Start of The records
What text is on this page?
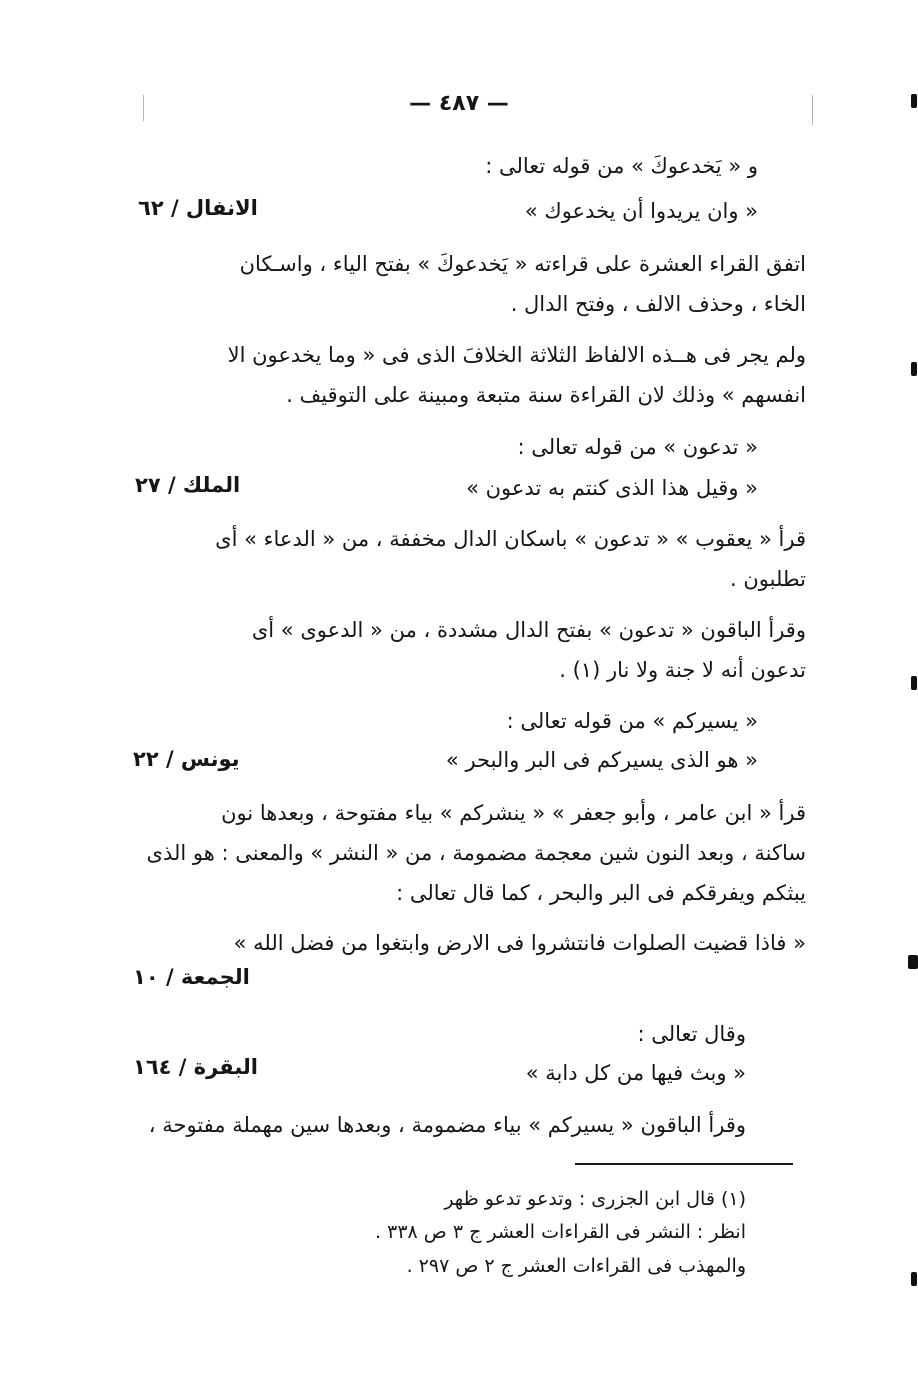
— ٤٨٧ —
و « يَخدعوكَ » من قوله تعالى :
« وان يريدوا أن يخدعوك »
الانفال / ٦٢
اتفق القراء العشرة على قراءته « يَخدعوكَ » بفتح الياء ، واسـكان
الخاء ، وحذف الالف ، وفتح الدال .
ولم يجر فى هــذه الالفاظ الثلاثة الخلافَ الذى فى « وما يخدعون الا
انفسهم » وذلك لان القراءة سنة متبعة ومبينة على التوقيف .
« تدعون » من قوله تعالى :
« وقيل هذا الذى كنتم به تدعون »
الملك / ٢٧
قرأ « يعقوب » « تدعون » باسكان الدال مخففة ، من « الدعاء » أى
تطلبون .
وقرأ الباقون « تدعون » بفتح الدال مشددة ، من « الدعوى » أى
تدعون أنه لا جنة ولا نار (١) .
« يسيركم » من قوله تعالى :
« هو الذى يسيركم فى البر والبحر »
يونس / ٢٢
قرأ « ابن عامر ، وأبو جعفر » « ينشركم » بياء مفتوحة ، وبعدها نون
ساكنة ، وبعد النون شين معجمة مضمومة ، من « النشر » والمعنى : هو الذى
يبثكم ويفرقكم فى البر والبحر ، كما قال تعالى :
« فاذا قضيت الصلوات فانتشروا فى الارض وابتغوا من فضل الله »
الجمعة / ١٠
وقال تعالى :
« وبث فيها من كل دابة »
البقرة / ١٦٤
وقرأ الباقون « يسيركم » بياء مضمومة ، وبعدها سين مهملة مفتوحة ،
(١) قال ابن الجزرى : وتدعو تدعو ظهر
انظر : النشر فى القراءات العشر ج ٣ ص ٣٣٨ .
والمهذب فى القراءات العشر ج ٢ ص ٢٩٧ .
End of The records
- Exercise instructions -
Pull out every line above that holds the word "الباقون".

- Problem solution -
وقرأ الباقون « تدعون » بفتح الدال مشددة ، من « الدعوى » أى
وقرأ الباقون « يسيركم » بياء مضمومة ، وبعدها سين مهملة مفتوحة ،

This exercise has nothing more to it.